--- start ---
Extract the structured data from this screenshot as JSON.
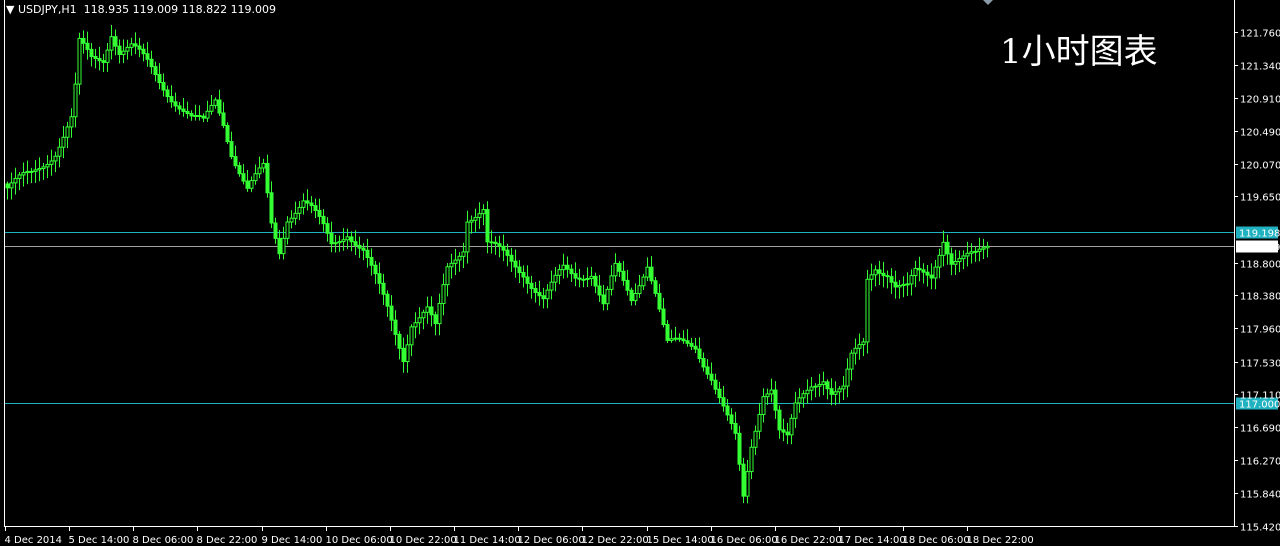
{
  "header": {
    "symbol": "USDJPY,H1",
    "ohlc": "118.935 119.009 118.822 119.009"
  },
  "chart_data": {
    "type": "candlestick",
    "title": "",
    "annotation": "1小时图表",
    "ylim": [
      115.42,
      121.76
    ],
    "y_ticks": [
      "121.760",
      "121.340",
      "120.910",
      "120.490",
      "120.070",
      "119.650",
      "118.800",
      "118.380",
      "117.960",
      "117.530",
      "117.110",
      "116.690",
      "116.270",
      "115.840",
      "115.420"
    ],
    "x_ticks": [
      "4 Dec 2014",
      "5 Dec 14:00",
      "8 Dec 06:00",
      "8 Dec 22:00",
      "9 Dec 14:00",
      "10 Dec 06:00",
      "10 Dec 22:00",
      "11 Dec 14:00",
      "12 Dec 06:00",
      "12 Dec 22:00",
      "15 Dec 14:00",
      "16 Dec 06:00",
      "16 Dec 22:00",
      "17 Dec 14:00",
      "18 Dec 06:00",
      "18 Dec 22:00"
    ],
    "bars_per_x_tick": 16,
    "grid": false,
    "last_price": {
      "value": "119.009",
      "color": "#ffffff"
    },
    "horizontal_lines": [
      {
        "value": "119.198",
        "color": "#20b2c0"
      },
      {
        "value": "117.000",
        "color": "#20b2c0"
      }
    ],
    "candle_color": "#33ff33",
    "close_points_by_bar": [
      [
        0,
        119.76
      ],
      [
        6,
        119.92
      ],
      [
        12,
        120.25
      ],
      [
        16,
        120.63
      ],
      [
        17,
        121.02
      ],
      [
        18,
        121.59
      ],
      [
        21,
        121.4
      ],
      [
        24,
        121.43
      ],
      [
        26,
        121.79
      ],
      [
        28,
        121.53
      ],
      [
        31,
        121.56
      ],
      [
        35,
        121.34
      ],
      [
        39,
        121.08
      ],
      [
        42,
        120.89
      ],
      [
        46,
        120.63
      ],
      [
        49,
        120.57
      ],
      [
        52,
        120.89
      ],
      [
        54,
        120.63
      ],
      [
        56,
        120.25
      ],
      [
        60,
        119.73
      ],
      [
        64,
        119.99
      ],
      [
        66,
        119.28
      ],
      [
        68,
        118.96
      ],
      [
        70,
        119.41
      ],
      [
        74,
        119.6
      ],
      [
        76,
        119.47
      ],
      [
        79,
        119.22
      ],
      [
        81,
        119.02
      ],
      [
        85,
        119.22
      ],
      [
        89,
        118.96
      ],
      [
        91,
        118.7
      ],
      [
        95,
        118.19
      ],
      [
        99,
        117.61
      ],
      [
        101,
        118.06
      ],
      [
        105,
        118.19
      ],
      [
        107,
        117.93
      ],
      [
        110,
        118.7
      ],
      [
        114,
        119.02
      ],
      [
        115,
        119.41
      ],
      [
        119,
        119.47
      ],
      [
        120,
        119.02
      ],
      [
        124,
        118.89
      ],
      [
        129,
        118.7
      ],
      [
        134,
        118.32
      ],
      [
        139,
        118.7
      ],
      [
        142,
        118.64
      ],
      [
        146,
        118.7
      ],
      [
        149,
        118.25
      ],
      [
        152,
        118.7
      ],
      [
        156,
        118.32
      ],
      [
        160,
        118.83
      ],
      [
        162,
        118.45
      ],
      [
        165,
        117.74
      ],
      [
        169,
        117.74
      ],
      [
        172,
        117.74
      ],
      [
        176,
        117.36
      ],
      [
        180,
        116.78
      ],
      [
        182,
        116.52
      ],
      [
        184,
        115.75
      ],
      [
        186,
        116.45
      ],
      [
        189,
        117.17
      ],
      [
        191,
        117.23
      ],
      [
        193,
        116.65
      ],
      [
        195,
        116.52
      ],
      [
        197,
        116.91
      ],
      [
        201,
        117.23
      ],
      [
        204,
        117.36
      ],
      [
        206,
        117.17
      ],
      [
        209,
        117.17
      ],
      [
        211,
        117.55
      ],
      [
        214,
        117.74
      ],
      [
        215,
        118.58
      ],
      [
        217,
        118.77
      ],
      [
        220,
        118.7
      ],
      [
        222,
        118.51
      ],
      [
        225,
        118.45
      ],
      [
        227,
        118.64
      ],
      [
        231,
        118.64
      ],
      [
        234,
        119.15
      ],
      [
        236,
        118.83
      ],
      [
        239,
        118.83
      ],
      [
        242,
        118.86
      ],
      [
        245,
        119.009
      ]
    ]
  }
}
--- end ---
--- start ---
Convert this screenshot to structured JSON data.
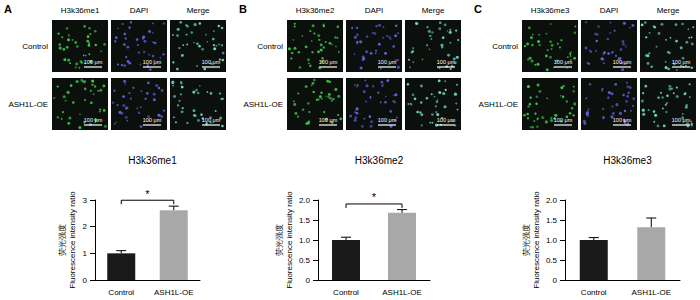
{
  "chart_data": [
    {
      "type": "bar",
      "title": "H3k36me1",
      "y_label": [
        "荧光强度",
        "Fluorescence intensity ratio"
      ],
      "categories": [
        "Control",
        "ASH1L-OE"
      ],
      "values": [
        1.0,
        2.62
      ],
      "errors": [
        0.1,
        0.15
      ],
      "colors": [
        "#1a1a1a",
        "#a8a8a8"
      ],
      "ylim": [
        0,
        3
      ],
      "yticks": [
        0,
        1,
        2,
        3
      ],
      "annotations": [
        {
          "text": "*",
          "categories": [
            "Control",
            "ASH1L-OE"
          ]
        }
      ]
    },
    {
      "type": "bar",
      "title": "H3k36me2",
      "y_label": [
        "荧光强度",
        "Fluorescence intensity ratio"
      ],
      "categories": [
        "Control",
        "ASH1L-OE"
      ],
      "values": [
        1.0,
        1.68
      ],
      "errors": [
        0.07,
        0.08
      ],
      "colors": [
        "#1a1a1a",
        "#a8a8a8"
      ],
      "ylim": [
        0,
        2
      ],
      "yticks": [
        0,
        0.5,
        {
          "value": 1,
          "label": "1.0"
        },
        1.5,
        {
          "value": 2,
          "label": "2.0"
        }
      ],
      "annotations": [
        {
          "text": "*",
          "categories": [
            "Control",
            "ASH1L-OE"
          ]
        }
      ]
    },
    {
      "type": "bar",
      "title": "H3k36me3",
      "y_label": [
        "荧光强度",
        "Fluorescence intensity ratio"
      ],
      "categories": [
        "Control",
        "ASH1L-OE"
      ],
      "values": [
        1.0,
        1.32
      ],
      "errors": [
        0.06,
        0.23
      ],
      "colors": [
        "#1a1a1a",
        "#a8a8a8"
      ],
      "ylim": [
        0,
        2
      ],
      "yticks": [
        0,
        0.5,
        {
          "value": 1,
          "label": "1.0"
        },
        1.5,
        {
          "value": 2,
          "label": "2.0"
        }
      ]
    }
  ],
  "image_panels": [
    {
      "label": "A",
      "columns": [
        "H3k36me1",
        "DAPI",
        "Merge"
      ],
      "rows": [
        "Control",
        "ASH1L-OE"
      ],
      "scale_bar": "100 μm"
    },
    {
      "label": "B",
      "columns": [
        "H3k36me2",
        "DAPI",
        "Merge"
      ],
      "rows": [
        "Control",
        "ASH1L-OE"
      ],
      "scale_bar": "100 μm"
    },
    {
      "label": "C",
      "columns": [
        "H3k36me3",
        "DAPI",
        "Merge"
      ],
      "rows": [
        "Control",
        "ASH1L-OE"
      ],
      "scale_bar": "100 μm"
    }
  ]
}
--- end ---
Your goal >> Across the records, how many lines contain "JSON"? Only the number should be given.

Result for this task >> 2